Cet article sur les filtres polarisants fait suite à l’article généraliste sur les filtres photo. J’y aborde les effets du filtre polarisant, donc cliquez sur le lien si vous voulez vous rafraîchir la mémoire 🙂

Comme je vous le disais, le filtre polarisant est le seul filtre dont les effets ne sont pas reproductibles en post-traitement sur l’ordinateur. C’est bien là tout son intérêt !

Rappel sur la lumière

Pourquoi sommes-nous capables de voir ce qui nous entoure ? Parce que les éléments autour de nous reflètent vers notre œil la lumière issue des sources lumineuses (soleil, etc). Il y a deux scénarii :

  • nous arrivons à percevoir la couleur et la texture d’un objet : la lumière est dite non-polarisée. De même, la lumière provenant directement d’une source lumineuse est elle aussi non-polarisée.
  • nous voyons un ou des reflets brillants qui nous éblouissent, il s’agit de lumière polarisée (qui a des caractéristiques différentes de la lumière non-polarisée).
Schéma expliquant le principe de la lumière polarisée

Même si on perçoit bien la couleur et la texture d‘un objet, il peut y avoir des petits reflets indiscernables à l’œil nu : sur l’objet directement (ex : les feuilles d’un arbre), ou bien sur les poussières contenues dans l’air.

Résultat, la lumière reçue par notre œil est le plus souvent un mélange de lumière polarisée et non-polarisée !

Le filtre polarisant va bloquer la lumière polarisée. Il va donc supprimer les reflets sous toutes leurs formes, et cela va vous amener à utiliser ce filtre dans plusieurs situations classiques. Allons-y !

Quelques utilisations classiques du filtre polarisant.

Avant de commencer, signalons que le filtre polarisant va assombrir votre image d’un deux stops selon les situations (pour la définition d’un stop, c’est par ici). Cette perte de lumière ne pose généralement aucun souci, car vous n’utilisez pas le filtre la nuit, à priori 😉

Éliminer les reflets sur les surfaces brillantes

C’est l’effet le plus connu, et le plus facile à comprendre !

On pourrait croire que les reflets sont des défauts de l’image qu’il faut systématiquement supprimer.

En réalité, comme souvent en photographie, il n’y a pas de règle rigide, ça dépend vraiment de votre photo. Voici quelques cas de figure (liste non exhaustive) :

  • en photographie d’objets, on cherche souvent à les mettre en valeur, donc à attirer l’œil sur tout leur forme, texture, couleur. Les reflets parasites peuvent venir perturber cette lecture. Sur la photo ci-dessous, le filtre polarisant permet effectivement de faire davantage ressortir la voiture rouge, de lui donner davantage de masse visuelle (j’en parle ici dans mon guide gratuit).

→ **ÉNONCÉ A**
Traduisez en anglais cette phrase du texte sur les filtres polarisants : « Résultat, la lumière reçue par notre œil est le plus souvent un mélange de lumière polarisée et non-polarisée ! »
→ **ÉNONCÉ B**
D'après le texte sur les filtres polarisants, quel type de lumière le filtre polarisant bloque-t-il ?
→ **ÉNONCÉ C**
Poursuivez le texte sur les filtres polarisants à partir de sa dernière phrase.

→ **DONNÉES**
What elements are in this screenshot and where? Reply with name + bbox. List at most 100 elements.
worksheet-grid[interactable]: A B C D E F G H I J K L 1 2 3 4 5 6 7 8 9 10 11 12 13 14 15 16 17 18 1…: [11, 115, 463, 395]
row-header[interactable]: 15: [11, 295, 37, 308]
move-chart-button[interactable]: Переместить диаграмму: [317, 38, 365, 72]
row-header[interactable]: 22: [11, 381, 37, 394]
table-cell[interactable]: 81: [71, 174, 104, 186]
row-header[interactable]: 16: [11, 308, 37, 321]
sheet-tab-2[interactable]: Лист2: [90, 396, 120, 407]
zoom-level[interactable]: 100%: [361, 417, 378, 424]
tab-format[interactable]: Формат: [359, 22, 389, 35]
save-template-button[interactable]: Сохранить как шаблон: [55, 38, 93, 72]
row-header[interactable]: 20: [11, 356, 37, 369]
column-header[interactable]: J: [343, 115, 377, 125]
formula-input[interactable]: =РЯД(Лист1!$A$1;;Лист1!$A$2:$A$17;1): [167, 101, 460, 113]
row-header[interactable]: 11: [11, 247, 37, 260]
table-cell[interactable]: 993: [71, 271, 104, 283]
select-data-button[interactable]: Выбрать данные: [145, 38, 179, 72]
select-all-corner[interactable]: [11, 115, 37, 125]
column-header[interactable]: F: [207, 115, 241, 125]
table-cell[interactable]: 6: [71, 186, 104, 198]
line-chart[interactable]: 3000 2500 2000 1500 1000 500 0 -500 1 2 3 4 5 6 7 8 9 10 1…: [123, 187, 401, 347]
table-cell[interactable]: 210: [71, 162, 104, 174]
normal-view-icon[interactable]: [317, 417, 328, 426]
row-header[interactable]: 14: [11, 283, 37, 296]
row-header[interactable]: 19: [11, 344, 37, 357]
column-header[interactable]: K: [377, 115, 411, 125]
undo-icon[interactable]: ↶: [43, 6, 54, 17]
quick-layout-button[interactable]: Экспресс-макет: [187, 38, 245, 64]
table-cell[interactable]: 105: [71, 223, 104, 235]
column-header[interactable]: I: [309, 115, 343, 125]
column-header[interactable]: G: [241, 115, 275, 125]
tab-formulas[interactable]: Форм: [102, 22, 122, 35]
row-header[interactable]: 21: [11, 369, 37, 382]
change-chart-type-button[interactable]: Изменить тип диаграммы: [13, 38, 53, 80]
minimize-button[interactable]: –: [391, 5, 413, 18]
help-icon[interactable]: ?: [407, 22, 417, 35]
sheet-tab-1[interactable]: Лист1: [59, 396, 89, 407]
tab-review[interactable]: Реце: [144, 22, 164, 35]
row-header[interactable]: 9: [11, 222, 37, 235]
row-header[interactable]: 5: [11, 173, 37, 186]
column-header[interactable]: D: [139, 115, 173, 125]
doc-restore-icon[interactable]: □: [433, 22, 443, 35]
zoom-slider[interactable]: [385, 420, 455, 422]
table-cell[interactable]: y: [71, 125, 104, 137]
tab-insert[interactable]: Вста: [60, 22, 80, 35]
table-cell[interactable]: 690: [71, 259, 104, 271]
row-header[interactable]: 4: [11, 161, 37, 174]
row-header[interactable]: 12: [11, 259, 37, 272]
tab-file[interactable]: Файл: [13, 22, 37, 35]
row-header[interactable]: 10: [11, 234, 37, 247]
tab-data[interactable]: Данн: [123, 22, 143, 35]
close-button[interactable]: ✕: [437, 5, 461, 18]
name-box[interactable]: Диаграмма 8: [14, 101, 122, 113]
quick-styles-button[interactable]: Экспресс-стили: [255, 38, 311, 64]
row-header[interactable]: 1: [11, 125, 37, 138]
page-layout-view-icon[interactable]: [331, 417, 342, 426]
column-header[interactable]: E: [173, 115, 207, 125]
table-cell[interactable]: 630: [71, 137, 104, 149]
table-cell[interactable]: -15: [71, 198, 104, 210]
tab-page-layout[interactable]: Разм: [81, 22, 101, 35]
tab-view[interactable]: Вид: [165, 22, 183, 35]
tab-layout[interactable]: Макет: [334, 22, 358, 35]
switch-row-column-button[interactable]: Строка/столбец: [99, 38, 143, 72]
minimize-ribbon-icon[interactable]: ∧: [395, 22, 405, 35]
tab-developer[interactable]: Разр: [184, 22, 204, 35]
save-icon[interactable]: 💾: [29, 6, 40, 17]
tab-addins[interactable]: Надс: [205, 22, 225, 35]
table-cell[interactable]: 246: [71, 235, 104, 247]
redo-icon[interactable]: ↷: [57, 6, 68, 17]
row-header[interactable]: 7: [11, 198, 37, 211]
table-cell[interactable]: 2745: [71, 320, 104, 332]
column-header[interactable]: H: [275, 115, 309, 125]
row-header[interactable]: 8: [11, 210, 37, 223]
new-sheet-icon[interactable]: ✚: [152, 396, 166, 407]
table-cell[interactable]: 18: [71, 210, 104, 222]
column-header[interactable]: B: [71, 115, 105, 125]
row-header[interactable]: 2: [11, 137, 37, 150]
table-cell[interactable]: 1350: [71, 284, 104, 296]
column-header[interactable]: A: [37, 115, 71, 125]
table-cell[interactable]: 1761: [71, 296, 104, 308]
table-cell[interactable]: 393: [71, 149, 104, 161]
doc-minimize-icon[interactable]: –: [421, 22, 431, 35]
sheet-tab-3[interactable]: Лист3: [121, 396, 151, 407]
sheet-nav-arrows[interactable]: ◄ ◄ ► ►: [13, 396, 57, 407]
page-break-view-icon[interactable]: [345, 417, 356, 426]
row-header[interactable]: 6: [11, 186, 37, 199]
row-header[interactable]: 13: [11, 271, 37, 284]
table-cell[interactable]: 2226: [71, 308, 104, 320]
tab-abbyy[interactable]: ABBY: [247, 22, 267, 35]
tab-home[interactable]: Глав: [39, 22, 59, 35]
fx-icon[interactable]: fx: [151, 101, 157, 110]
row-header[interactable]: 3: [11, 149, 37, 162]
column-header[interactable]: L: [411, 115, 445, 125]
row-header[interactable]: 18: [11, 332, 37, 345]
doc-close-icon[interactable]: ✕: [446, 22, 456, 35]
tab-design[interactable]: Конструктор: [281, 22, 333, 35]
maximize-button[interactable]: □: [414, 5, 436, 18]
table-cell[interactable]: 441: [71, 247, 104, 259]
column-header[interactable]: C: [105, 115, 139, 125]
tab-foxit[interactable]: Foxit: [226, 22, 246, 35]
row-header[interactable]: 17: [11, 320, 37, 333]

→ **RÉPONSE A**
As a result, the light our eye receives is most often a mixture of polarized and non-polarized light!

→ **RÉPONSE B**
La lumière polarisée.

→ **RÉPONSE C**
Exemple d'utilisation du filtre polarisant
Licence CC BY 2.0 – asgw
  • vous pouvez avoir besoin d’éliminer les reflets d’une surface transparente pour rendre le sujet visible. Dans l’image ci-dessous par exemple, prise au-dessus de la surface de l’eau, le filtre polarisant a permis de révéler la présence des poissons.
Licence CC BY-NC-ND 2.0 – Steve Grant
  • pour les photos de paysage comportant une surface d’eau, l’utilisation du filtre polarisant est un choix plus subjectif. La photo ci-dessous d’une plage paradisiaque en Nouvelle Zélande aurait pu très bien fonctionner avec des reflets sur l’eau. C’est à vous de décider quel est le meilleur rendu qui va permettre au spectateur de s’imaginer dans la scène 😉 Et après la prise de vue, c’est bien cette vision qui va continuer à vous guider tout au long du post-traitement, comme je l’enseigne dans ma formation Sublimez vos Photos.
Licence CC BY-ND 2.0 – Alex Schwab
  • pour certaines autres photos enfin, le reflet fait partie intégrante de la composition pour raconter l’histoire. L’utilisation d’un filtre polarisant serait alors carrément contre-productif, comme dans cette photo de gauche qui saisit un face à face impromptu entre le photographe et son sujet, où dans celle de droite qui joue avec le reflet de l’eau façon Magritte 🙂
Exemple d'images avec des reflets
CC BY 2.0 – Thomas Leuthard

A ce propos, je n’aurais absolument pas pu construire cette série cohérente de 12 photos à Venise en 2019 avec un filtre polarisant : cliquez ici pour en savoir plus !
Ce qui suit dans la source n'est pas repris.